● PROBLEM DETAILS: Retype all of the listing exactly, passing over any picture you find.

------ SOURCE DATA ------

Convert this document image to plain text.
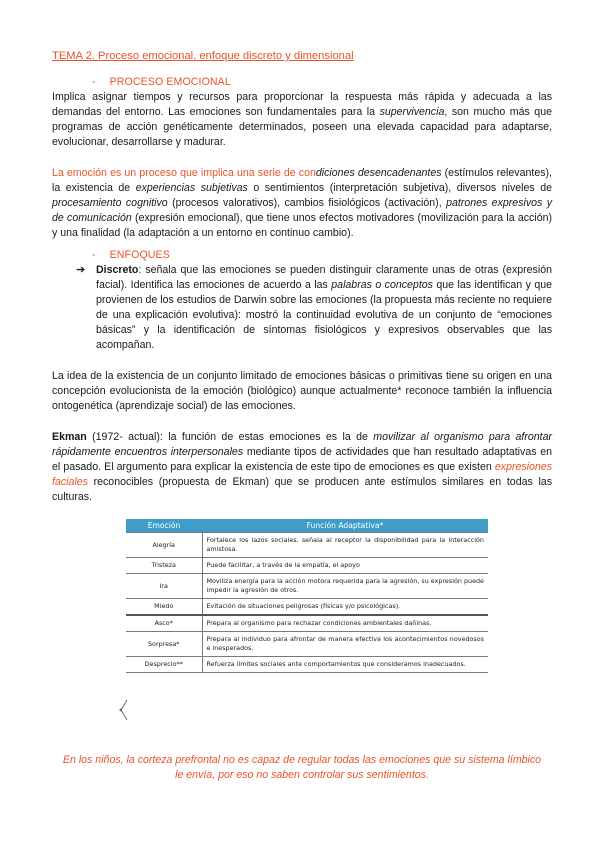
TEMA 2. Proceso emocional, enfoque discreto y dimensional
- PROCESO EMOCIONAL

Implica asignar tiempos y recursos para proporcionar la respuesta más rápida y adecuada a las demandas del entorno. Las emociones son fundamentales para la supervivencia, son mucho más que programas de acción genéticamente determinados, poseen una elevada capacidad para adaptarse, evolucionar, desarrollarse y madurar.

La emoción es un proceso que implica una serie de condiciones desencadenantes (estímulos relevantes), la existencia de experiencias subjetivas o sentimientos (interpretación subjetiva), diversos niveles de procesamiento cognitivo (procesos valorativos), cambios fisiológicos (activación), patrones expresivos y de comunicación (expresión emocional), que tiene unos efectos motivadores (movilización para la acción) y una finalidad (la adaptación a un entorno en continuo cambio).

- ENFOQUES
➔	Discreto: señala que las emociones se pueden distinguir claramente unas de otras (expresión facial). Identifica las emociones de acuerdo a las palabras o conceptos que las identifican y que provienen de los estudios de Darwin sobre las emociones (la propuesta más reciente no requiere de una explicación evolutiva): mostró la continuidad evolutiva de un conjunto de “emociones básicas” y la identificación de síntomas fisiológicos y expresivos observables que las acompañan.

La idea de la existencia de un conjunto limitado de emociones básicas o primitivas tiene su origen en una concepción evolucionista de la emoción (biológico) aunque actualmente* reconoce también la influencia ontogenética (aprendizaje social) de las emociones.

Ekman (1972- actual): la función de estas emociones es la de movilizar al organismo para afrontar rápidamente encuentros interpersonales mediante tipos de actividades que han resultado adaptativas en el pasado. El argumento para explicar la existencia de este tipo de emociones es que existen expresiones faciales reconocibles (propuesta de Ekman) que se producen ante estímulos similares en todas las culturas.

Emoción	Función Adaptativa*
Alegría	Fortalece los lazos sociales, señala al receptor la disponibilidad para la interacción amistosa.
Tristeza	Puede facilitar, a través de la empatía, el apoyo
Ira	Moviliza energía para la acción motora requerida para la agresión, su expresión puede impedir la agresión de otros.
Miedo	Evitación de situaciones peligrosas (físicas y/o psicológicas).
Asco*	Prepara al organismo para rechazar condiciones ambientales dañinas.
Sorpresa*	Prepara al individuo para afrontar de manera efectiva los acontecimientos novedosos e inesperados.
Desprecio**	Refuerza límites sociales ante comportamientos que consideramos inadecuados.
En los niños, la corteza prefrontal no es capaz de regular todas las emociones que su sistema límbico le envía, por eso no saben controlar sus sentimientos.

------

● COMPLETE OUTPUT:
Convert this document image to plain text.
TEMA 2. Proceso emocional, enfoque discreto y dimensional
- PROCESO EMOCIONAL

Implica asignar tiempos y recursos para proporcionar la respuesta más rápida y adecuada a las demandas del entorno. Las emociones son fundamentales para la supervivencia, son mucho más que programas de acción genéticamente determinados, poseen una elevada capacidad para adaptarse, evolucionar, desarrollarse y madurar.

La emoción es un proceso que implica una serie de condiciones desencadenantes (estímulos relevantes), la existencia de experiencias subjetivas o sentimientos (interpretación subjetiva), diversos niveles de procesamiento cognitivo (procesos valorativos), cambios fisiológicos (activación), patrones expresivos y de comunicación (expresión emocional), que tiene unos efectos motivadores (movilización para la acción) y una finalidad (la adaptación a un entorno en continuo cambio).

- ENFOQUES
➔	Discreto: señala que las emociones se pueden distinguir claramente unas de otras (expresión facial). Identifica las emociones de acuerdo a las palabras o conceptos que las identifican y que provienen de los estudios de Darwin sobre las emociones (la propuesta más reciente no requiere de una explicación evolutiva): mostró la continuidad evolutiva de un conjunto de “emociones básicas” y la identificación de síntomas fisiológicos y expresivos observables que las acompañan.

La idea de la existencia de un conjunto limitado de emociones básicas o primitivas tiene su origen en una concepción evolucionista de la emoción (biológico) aunque actualmente* reconoce también la influencia ontogenética (aprendizaje social) de las emociones.

Ekman (1972- actual): la función de estas emociones es la de movilizar al organismo para afrontar rápidamente encuentros interpersonales mediante tipos de actividades que han resultado adaptativas en el pasado. El argumento para explicar la existencia de este tipo de emociones es que existen expresiones faciales reconocibles (propuesta de Ekman) que se producen ante estímulos similares en todas las culturas.

Emoción	Función Adaptativa*
Alegría	Fortalece los lazos sociales, señala al receptor la disponibilidad para la interacción amistosa.
Tristeza	Puede facilitar, a través de la empatía, el apoyo
Ira	Moviliza energía para la acción motora requerida para la agresión, su expresión puede impedir la agresión de otros.
Miedo	Evitación de situaciones peligrosas (físicas y/o psicológicas).
Asco*	Prepara al organismo para rechazar condiciones ambientales dañinas.
Sorpresa*	Prepara al individuo para afrontar de manera efectiva los acontecimientos novedosos e inesperados.
Desprecio**	Refuerza límites sociales ante comportamientos que consideramos inadecuados.
En los niños, la corteza prefrontal no es capaz de regular todas las emociones que su sistema límbico le envía, por eso no saben controlar sus sentimientos.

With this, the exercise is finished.